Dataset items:
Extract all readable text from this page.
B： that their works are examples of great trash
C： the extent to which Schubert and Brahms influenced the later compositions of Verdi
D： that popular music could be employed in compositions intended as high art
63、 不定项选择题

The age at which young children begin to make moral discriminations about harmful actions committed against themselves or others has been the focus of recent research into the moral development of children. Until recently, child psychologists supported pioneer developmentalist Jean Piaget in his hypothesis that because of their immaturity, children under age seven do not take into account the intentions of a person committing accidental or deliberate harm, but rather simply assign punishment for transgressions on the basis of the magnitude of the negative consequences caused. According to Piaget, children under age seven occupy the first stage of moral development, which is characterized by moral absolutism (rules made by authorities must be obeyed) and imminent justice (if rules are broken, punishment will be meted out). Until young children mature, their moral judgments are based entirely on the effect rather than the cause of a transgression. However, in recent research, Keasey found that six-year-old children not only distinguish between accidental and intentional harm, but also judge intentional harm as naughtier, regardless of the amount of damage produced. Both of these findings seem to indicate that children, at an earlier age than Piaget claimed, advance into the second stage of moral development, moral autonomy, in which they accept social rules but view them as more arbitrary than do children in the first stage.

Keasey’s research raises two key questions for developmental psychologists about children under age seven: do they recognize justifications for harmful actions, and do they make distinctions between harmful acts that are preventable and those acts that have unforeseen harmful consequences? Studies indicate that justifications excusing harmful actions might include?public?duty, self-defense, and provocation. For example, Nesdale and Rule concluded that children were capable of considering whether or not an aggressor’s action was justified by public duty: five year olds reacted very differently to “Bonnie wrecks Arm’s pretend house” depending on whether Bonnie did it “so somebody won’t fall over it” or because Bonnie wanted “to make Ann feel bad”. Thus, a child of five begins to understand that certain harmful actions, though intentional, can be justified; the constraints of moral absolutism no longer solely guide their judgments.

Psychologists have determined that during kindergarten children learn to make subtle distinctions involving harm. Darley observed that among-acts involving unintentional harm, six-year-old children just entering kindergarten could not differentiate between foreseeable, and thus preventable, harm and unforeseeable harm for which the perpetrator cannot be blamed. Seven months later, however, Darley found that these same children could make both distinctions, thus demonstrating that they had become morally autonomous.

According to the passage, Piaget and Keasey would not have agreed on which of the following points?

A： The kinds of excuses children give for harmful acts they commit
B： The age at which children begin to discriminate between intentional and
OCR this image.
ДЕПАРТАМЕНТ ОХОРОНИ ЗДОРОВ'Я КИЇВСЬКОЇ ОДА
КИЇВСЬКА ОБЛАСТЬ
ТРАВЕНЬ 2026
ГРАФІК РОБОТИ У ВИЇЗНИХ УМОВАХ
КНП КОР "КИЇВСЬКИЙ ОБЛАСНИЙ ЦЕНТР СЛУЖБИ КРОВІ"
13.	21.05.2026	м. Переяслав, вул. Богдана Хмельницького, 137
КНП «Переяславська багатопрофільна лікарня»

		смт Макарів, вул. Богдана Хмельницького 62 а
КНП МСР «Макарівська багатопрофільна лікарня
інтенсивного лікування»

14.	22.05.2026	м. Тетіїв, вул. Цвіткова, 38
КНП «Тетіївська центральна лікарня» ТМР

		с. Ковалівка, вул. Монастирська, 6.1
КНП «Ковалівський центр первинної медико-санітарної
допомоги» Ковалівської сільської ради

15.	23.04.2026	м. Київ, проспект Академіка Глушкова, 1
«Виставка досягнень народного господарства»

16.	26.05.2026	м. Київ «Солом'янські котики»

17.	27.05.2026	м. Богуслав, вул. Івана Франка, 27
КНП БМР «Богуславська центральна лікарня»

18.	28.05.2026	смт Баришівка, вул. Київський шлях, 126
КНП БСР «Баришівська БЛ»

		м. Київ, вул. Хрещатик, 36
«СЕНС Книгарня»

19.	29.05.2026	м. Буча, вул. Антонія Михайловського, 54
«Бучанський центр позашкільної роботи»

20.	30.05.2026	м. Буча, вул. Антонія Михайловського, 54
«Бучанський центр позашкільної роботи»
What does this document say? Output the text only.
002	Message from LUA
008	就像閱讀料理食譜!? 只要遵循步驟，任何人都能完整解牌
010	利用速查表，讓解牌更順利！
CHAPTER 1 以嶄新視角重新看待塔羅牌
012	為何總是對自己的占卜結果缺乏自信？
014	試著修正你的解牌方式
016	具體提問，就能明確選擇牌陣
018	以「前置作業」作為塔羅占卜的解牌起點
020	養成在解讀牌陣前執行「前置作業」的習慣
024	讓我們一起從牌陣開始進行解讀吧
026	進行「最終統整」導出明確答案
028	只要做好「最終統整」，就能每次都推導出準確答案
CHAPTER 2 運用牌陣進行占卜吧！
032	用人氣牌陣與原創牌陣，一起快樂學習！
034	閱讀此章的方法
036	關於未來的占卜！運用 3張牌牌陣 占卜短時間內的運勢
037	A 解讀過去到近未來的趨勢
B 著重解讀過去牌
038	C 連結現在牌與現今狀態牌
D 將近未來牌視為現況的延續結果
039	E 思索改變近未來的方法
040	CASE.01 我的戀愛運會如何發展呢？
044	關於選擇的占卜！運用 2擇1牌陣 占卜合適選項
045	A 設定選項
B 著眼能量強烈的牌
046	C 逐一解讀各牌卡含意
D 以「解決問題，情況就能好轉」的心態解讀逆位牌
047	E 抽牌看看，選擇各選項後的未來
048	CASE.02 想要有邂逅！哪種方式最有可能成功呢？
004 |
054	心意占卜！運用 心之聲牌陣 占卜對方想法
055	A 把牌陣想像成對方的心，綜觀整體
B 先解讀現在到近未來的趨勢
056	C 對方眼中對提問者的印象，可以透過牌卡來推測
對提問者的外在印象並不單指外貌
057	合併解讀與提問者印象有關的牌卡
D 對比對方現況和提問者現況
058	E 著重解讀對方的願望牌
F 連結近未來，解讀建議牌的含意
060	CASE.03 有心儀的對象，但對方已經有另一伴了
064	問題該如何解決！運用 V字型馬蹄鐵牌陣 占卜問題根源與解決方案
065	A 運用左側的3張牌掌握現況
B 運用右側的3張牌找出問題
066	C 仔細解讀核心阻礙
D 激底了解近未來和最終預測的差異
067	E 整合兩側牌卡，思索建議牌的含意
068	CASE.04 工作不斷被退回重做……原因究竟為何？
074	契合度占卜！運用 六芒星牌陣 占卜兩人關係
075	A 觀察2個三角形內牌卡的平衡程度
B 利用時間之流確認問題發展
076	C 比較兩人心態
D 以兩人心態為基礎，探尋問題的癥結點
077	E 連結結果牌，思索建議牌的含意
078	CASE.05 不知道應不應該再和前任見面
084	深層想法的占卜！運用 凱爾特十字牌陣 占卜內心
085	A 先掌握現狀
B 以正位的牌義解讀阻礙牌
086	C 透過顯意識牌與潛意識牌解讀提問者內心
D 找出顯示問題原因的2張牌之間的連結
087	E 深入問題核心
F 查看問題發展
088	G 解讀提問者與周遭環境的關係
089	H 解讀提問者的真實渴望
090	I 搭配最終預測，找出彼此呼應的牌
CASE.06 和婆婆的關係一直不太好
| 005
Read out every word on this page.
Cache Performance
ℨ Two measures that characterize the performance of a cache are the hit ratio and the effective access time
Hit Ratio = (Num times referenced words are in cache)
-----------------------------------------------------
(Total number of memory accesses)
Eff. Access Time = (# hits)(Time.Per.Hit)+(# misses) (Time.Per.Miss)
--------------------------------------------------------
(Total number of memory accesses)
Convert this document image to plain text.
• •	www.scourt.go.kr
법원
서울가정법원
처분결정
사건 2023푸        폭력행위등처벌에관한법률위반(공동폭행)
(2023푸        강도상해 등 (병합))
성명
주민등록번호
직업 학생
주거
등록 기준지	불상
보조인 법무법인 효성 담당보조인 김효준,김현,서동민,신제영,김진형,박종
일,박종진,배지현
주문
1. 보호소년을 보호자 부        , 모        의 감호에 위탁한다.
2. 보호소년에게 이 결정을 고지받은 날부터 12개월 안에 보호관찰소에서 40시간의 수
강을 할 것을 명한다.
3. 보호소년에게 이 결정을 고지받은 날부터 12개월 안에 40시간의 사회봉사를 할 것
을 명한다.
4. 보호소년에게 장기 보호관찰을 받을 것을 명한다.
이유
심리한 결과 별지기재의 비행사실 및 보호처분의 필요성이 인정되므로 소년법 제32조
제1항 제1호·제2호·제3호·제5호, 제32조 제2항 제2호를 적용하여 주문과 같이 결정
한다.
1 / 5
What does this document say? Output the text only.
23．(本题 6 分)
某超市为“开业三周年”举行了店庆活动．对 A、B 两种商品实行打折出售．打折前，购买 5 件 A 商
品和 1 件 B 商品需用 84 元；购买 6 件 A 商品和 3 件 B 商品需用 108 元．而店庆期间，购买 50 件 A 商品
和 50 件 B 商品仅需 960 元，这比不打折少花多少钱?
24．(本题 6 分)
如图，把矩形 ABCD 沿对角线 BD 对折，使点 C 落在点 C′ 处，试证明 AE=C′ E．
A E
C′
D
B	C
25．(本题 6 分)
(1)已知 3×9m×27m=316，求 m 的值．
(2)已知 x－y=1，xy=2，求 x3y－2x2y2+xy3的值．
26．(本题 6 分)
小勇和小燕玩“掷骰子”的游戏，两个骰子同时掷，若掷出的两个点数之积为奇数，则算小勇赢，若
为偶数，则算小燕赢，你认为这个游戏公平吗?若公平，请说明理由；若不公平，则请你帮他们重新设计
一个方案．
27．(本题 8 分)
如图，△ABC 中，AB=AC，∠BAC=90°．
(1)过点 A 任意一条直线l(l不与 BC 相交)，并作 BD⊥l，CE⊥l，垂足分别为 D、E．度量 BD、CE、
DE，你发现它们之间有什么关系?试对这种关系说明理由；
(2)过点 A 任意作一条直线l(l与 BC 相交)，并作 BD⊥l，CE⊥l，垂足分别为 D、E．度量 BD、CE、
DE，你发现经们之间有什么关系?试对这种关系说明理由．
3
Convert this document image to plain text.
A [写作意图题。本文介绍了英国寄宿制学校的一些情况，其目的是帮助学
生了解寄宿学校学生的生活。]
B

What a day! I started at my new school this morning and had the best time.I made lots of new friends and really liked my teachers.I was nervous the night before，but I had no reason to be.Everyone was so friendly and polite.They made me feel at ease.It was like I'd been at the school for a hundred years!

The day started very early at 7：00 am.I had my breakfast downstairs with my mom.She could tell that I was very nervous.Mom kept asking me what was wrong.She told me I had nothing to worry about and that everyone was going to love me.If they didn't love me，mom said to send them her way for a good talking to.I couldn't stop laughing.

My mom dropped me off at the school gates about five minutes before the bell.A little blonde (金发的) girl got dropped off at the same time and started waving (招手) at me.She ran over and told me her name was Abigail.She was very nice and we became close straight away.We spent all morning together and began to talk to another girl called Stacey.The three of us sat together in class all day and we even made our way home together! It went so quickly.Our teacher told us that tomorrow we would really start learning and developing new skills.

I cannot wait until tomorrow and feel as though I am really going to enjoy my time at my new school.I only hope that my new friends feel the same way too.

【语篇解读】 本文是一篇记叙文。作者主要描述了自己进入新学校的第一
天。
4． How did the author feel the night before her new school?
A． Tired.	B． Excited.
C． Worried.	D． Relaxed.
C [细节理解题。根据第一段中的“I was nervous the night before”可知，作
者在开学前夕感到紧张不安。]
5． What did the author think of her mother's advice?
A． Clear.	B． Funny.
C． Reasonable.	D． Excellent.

▶ [WHAT IS NEEDED] Report how many lines of the records above contain the word "nervous", and give only that number.

▶ [EXERCISE RESULT] 3